* start Data *

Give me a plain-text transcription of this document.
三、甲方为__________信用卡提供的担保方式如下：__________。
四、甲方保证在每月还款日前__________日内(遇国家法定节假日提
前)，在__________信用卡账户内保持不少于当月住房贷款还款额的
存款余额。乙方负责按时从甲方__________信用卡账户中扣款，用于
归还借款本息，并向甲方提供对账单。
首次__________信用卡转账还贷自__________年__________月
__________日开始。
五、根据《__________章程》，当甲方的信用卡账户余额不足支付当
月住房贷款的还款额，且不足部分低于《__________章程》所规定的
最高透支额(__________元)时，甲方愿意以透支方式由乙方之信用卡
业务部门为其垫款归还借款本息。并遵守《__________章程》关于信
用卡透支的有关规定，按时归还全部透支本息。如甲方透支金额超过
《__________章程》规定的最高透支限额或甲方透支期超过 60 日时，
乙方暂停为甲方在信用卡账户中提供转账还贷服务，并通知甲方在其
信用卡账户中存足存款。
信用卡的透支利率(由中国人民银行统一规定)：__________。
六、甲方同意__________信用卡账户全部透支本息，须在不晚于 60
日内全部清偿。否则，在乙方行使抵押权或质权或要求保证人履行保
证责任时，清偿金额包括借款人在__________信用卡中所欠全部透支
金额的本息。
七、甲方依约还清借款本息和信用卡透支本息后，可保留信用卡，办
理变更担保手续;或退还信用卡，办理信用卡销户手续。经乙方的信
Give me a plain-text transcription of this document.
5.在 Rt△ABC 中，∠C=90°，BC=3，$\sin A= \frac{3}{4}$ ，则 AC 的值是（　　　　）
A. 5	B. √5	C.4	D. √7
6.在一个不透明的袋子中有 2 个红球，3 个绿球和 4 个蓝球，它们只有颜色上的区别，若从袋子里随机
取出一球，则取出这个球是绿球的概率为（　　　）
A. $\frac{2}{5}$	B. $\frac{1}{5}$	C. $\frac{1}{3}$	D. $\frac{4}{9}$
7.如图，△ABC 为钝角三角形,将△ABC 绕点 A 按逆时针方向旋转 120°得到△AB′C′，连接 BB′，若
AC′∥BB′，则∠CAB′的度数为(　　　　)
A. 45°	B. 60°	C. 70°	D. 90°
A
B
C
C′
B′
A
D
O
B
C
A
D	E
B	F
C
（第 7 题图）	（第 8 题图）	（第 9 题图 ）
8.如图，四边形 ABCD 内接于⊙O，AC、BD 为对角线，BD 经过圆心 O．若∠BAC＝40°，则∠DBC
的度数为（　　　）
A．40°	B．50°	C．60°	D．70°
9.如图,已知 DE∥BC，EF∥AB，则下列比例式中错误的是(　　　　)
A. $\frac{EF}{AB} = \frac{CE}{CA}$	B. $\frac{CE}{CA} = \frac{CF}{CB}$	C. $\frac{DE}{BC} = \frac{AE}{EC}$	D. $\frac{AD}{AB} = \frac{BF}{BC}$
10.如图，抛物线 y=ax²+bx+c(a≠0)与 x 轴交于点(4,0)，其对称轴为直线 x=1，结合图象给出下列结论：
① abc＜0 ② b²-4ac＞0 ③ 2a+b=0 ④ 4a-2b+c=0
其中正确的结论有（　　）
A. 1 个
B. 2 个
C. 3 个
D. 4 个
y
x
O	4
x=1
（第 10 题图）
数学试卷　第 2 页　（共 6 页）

* end Data *

- [Do this] Report the number of lines in the entries above that include the word "frac" and add nothing to it.

- [Answer] 3